TASK INSTRUCTIONS: Copy, from the entries below, each line in which the string "name" appears.

──────────────────────────────

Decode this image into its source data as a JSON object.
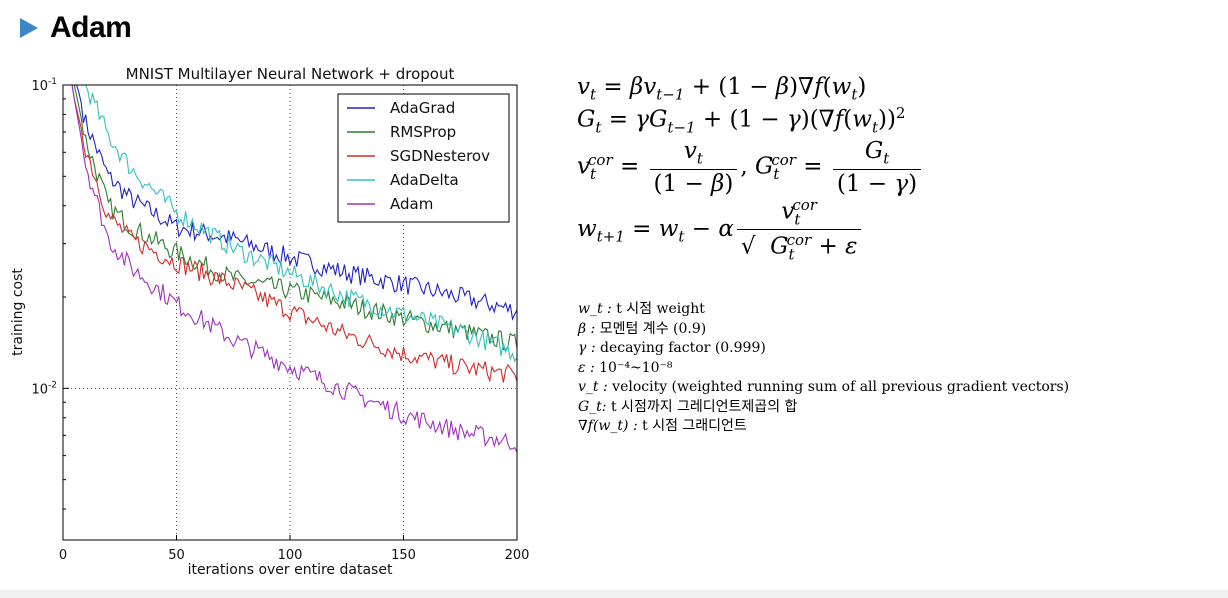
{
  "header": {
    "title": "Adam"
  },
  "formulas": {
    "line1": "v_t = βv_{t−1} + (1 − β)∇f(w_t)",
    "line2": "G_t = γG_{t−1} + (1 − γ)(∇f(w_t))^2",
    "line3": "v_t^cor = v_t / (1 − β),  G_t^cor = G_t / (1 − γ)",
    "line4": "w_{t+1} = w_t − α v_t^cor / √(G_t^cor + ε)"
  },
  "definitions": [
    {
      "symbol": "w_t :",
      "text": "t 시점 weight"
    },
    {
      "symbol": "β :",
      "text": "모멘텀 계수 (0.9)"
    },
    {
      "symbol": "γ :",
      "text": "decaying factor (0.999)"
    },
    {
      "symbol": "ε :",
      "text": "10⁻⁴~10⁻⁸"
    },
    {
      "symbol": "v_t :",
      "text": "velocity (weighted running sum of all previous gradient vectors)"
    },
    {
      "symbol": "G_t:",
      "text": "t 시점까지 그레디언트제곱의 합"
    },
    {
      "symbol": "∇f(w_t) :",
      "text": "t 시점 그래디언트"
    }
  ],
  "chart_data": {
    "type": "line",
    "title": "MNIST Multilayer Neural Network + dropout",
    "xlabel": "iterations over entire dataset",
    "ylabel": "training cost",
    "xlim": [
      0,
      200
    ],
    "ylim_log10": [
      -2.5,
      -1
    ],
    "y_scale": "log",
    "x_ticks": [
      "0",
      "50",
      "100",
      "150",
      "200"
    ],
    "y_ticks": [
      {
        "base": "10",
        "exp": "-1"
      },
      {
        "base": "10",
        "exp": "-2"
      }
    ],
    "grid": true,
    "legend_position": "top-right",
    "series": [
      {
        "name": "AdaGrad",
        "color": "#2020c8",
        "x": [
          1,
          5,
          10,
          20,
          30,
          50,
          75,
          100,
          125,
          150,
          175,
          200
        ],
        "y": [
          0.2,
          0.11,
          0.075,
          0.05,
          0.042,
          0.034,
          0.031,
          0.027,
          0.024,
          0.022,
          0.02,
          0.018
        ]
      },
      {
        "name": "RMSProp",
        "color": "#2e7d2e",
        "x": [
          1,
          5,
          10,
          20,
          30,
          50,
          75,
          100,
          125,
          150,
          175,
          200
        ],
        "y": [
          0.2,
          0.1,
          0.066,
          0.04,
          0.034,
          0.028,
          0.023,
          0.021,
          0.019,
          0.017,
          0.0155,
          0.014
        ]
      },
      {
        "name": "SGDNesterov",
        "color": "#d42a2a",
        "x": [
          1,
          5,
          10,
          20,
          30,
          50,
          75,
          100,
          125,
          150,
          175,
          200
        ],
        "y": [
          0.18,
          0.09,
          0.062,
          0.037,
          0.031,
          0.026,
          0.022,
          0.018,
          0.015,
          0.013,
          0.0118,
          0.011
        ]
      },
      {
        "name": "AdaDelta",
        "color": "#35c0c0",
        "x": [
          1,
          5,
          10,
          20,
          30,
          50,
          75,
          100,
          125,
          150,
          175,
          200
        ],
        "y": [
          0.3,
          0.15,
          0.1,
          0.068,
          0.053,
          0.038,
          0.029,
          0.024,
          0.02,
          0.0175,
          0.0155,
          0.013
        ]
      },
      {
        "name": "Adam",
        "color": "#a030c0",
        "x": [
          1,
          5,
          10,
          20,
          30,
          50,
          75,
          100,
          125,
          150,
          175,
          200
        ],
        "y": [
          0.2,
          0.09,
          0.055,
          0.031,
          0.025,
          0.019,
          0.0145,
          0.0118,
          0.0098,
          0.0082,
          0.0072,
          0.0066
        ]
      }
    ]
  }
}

──────────────────────────────

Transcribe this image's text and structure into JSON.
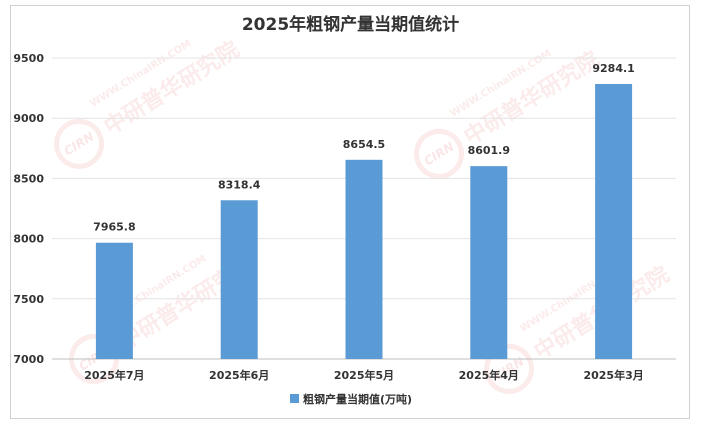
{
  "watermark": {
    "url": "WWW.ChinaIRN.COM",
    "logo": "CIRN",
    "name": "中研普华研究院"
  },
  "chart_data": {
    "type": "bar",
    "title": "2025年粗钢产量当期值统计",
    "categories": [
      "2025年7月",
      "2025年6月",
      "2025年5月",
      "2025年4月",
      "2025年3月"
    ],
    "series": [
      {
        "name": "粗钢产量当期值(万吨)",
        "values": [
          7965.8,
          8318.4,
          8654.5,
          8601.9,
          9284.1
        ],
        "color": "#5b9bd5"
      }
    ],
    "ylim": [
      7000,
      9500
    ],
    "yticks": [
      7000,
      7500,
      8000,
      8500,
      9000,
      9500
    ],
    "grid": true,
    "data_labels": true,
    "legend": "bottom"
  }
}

──────────────────────────────

SOLUTION TO THIS TASK:
        "name": "AdaGrad",
        "name": "RMSProp",
        "name": "SGDNesterov",
        "name": "AdaDelta",
        "name": "Adam",
    "name": "中研普华研究院"
        "name": "粗钢产量当期值(万吨)",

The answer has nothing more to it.